**TASK REQUIREMENTS:** In the records below, lay out every line as one string in a JSON list. Begin with the line containing "subject-cell: MATEMATIK TAMBAHAN: [216, 349, 396, 395]" and continue through the line containing "price-cell: RM 60 → RM 30: [75, 349, 217, 395]", keeping both of those lines and skipping any blank ones.

**Stored items:**
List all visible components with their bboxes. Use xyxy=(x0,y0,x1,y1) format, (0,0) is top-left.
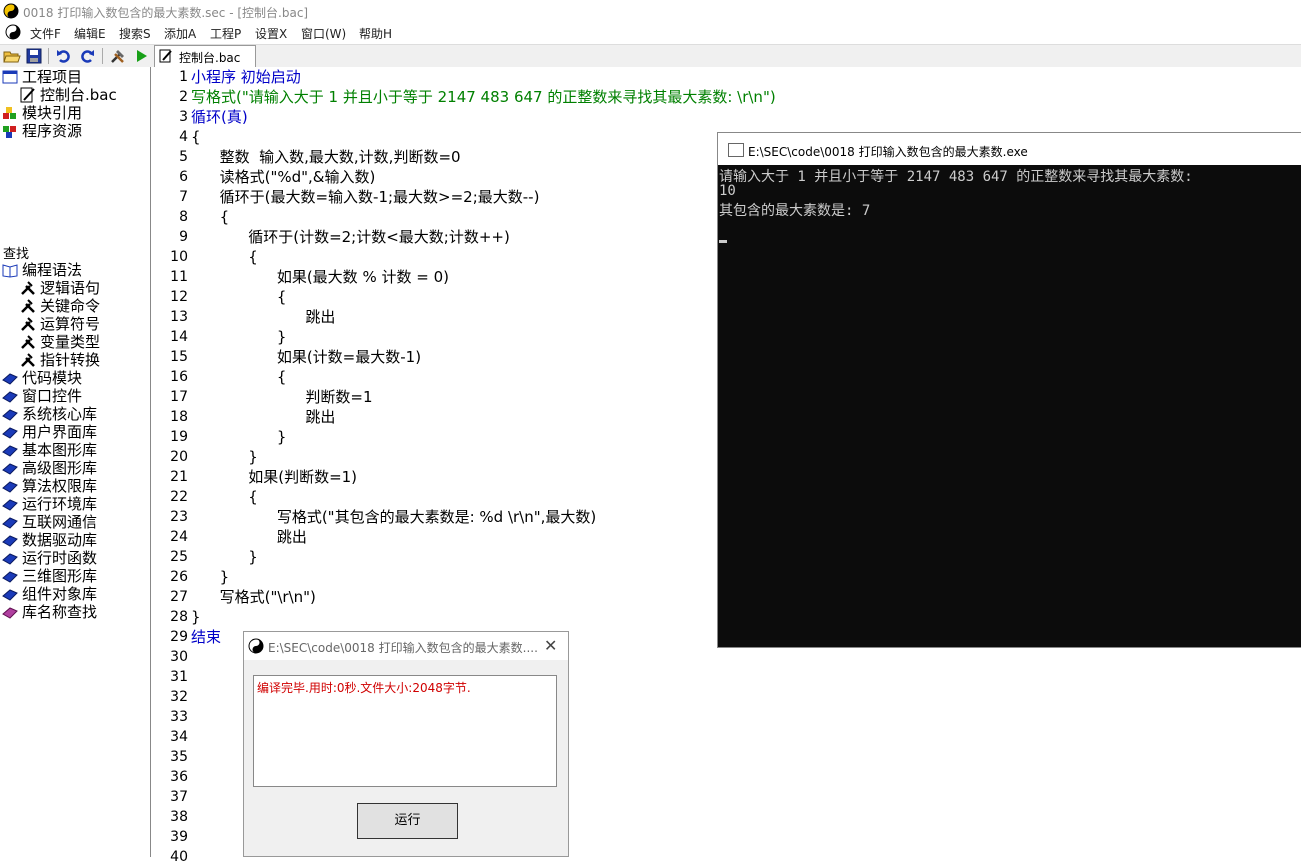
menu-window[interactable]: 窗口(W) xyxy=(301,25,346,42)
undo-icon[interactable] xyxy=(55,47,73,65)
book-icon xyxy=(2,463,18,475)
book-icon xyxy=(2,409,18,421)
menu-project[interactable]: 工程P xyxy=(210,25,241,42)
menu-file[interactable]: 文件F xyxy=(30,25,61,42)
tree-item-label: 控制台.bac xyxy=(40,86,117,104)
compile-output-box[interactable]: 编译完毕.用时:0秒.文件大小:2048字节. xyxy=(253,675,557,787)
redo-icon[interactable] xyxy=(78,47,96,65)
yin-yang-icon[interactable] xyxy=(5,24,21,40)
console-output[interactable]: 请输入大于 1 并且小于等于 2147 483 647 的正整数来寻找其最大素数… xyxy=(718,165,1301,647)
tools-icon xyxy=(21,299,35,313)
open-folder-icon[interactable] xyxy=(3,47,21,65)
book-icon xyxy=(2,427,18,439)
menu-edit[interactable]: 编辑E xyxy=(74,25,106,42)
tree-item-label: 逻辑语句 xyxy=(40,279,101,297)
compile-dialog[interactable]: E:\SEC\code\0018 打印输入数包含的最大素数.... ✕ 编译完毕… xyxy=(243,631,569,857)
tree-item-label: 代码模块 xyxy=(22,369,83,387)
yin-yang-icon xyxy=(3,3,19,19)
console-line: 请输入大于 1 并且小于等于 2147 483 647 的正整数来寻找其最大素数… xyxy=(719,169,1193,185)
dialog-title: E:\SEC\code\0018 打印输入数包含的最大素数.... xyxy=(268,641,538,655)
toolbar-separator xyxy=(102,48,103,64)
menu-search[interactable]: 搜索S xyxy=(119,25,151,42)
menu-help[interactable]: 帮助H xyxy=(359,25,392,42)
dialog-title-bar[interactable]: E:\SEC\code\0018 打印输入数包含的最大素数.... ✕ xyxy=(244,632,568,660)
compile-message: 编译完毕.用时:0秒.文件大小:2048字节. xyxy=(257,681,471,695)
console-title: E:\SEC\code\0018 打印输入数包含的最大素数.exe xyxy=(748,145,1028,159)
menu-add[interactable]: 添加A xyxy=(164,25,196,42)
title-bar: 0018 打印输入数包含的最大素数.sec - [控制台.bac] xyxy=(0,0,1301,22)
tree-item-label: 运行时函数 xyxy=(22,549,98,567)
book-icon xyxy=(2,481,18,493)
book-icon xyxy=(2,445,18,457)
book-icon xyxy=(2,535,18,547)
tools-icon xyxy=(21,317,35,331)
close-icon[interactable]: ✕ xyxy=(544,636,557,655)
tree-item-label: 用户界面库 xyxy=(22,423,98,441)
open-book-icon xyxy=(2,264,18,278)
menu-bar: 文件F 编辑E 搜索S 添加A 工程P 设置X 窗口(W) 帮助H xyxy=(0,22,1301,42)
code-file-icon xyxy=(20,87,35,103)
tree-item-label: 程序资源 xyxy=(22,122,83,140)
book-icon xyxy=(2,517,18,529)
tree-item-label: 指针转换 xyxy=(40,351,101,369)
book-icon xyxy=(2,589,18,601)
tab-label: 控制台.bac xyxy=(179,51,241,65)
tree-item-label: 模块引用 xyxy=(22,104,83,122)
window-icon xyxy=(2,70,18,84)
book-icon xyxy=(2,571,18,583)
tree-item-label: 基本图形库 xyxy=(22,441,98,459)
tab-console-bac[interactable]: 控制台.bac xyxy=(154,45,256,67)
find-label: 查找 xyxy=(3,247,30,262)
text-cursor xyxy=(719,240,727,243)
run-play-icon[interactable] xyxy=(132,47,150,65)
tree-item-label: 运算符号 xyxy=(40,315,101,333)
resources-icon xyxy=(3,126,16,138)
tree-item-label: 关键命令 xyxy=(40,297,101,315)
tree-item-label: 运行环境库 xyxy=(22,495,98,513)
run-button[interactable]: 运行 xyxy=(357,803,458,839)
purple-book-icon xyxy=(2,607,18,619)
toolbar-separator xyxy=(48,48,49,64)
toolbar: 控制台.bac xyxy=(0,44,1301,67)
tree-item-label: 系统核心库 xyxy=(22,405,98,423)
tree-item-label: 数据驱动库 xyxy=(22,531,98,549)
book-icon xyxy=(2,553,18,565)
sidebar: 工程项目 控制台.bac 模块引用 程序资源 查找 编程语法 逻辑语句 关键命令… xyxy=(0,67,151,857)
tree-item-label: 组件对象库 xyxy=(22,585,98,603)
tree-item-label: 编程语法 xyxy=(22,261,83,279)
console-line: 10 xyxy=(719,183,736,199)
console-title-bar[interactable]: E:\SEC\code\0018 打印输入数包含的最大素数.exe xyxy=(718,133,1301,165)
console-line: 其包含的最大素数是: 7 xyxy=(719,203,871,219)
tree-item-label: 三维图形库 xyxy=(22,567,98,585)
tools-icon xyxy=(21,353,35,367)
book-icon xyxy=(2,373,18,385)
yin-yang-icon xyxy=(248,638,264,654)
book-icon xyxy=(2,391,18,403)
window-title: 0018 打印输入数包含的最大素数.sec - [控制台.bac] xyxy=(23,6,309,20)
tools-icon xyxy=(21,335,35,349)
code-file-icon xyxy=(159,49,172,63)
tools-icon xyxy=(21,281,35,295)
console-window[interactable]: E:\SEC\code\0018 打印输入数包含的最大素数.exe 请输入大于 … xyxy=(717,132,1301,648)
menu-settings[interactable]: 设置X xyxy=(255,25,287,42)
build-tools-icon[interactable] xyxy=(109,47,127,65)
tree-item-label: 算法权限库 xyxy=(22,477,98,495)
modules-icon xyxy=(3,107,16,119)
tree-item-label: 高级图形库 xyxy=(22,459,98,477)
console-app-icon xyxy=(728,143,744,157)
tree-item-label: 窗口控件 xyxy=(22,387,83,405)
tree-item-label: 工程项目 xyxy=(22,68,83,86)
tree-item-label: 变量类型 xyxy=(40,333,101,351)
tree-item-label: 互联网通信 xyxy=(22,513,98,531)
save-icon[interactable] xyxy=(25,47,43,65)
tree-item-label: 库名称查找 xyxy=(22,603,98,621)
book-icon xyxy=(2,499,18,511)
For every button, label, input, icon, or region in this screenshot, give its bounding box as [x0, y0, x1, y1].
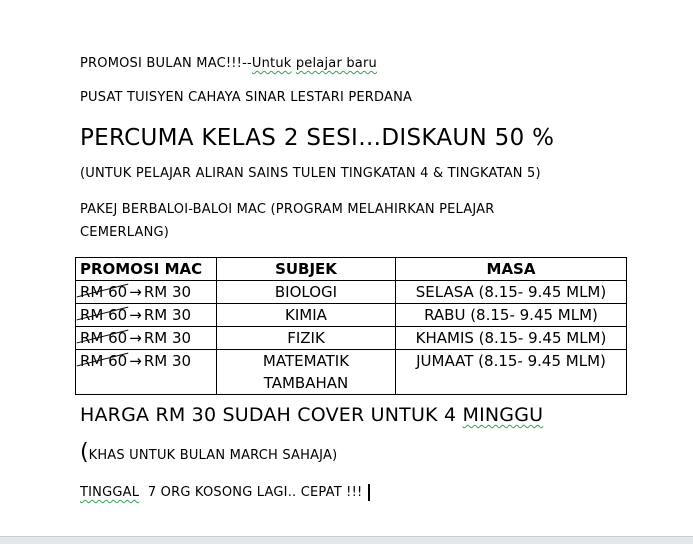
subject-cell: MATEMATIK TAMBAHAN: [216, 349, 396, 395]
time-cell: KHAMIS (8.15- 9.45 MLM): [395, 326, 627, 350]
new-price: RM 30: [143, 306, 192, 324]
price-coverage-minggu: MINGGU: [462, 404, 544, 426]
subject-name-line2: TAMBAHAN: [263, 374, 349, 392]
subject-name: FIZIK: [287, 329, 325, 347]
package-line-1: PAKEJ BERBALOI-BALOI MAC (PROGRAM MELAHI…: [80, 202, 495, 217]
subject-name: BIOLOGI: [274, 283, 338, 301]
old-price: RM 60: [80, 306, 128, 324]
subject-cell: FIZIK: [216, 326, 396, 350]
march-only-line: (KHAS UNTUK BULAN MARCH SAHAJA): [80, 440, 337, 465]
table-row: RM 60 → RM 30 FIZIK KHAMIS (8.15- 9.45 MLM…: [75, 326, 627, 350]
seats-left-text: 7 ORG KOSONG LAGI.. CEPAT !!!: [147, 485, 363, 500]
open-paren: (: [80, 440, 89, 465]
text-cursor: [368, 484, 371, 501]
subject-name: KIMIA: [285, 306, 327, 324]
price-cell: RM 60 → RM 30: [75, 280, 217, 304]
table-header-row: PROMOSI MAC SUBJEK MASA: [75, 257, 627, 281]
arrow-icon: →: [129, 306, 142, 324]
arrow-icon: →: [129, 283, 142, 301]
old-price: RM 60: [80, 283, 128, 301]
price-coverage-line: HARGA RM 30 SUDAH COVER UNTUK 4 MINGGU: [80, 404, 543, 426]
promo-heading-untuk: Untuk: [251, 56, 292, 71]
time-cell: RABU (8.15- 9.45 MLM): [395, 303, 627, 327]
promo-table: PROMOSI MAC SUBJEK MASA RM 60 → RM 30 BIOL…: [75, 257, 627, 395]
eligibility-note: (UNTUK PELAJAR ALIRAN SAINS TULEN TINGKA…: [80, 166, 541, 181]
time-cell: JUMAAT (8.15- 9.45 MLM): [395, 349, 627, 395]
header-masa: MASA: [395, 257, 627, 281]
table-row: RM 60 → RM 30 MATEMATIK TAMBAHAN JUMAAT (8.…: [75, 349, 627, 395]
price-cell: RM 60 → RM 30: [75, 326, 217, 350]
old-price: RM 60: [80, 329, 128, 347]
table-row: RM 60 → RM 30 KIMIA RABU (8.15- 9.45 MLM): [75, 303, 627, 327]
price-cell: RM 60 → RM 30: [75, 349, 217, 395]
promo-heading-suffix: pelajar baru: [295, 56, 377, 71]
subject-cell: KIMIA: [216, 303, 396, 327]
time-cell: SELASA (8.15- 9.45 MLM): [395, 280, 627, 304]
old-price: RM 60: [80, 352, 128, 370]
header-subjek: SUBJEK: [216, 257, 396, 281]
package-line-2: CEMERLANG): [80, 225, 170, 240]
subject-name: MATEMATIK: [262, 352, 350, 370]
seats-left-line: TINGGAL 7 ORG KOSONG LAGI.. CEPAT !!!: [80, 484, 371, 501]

**TASK OUTPUT:**
[
  "subject-cell: MATEMATIK TAMBAHAN: [216, 349, 396, 395]",
  "time-cell: KHAMIS (8.15- 9.45 MLM): [395, 326, 627, 350]",
  "new-price: RM 30: [143, 306, 192, 324]",
  "price-coverage-minggu: MINGGU: [462, 404, 544, 426]",
  "subject-name-line2: TAMBAHAN: [263, 374, 349, 392]",
  "subject-name: FIZIK: [287, 329, 325, 347]",
  "package-line-1: PAKEJ BERBALOI-BALOI MAC (PROGRAM MELAHI…: [80, 202, 495, 217]",
  "subject-name: BIOLOGI: [274, 283, 338, 301]",
  "old-price: RM 60: [80, 306, 128, 324]",
  "subject-cell: FIZIK: [216, 326, 396, 350]",
  "march-only-line: (KHAS UNTUK BULAN MARCH SAHAJA): [80, 440, 337, 465]",
  "table-row: RM 60 → RM 30 FIZIK KHAMIS (8.15- 9.45 MLM…: [75, 326, 627, 350]",
  "seats-left-text: 7 ORG KOSONG LAGI.. CEPAT !!!: [147, 485, 363, 500]",
  "open-paren: (: [80, 440, 89, 465]",
  "text-cursor: [368, 484, 371, 501]",
  "subject-name: KIMIA: [285, 306, 327, 324]",
  "price-cell: RM 60 → RM 30: [75, 280, 217, 304]",
  "table-header-row: PROMOSI MAC SUBJEK MASA: [75, 257, 627, 281]",
  "arrow-icon: →: [129, 306, 142, 324]",
  "arrow-icon: →: [129, 283, 142, 301]",
  "old-price: RM 60: [80, 283, 128, 301]",
  "price-coverage-line: HARGA RM 30 SUDAH COVER UNTUK 4 MINGGU: [80, 404, 543, 426]",
  "promo-heading-untuk: Untuk: [251, 56, 292, 71]",
  "time-cell: RABU (8.15- 9.45 MLM): [395, 303, 627, 327]",
  "promo-table: PROMOSI MAC SUBJEK MASA RM 60 → RM 30 BIOL…: [75, 257, 627, 395]",
  "eligibility-note: (UNTUK PELAJAR ALIRAN SAINS TULEN TINGKA…: [80, 166, 541, 181]",
  "time-cell: JUMAAT (8.15- 9.45 MLM): [395, 349, 627, 395]",
  "header-masa: MASA: [395, 257, 627, 281]",
  "table-row: RM 60 → RM 30 MATEMATIK TAMBAHAN JUMAAT (8.…: [75, 349, 627, 395]",
  "price-cell: RM 60 → RM 30: [75, 326, 217, 350]",
  "old-price: RM 60: [80, 329, 128, 347]",
  "table-row: RM 60 → RM 30 KIMIA RABU (8.15- 9.45 MLM): [75, 303, 627, 327]",
  "price-cell: RM 60 → RM 30: [75, 349, 217, 395]"
]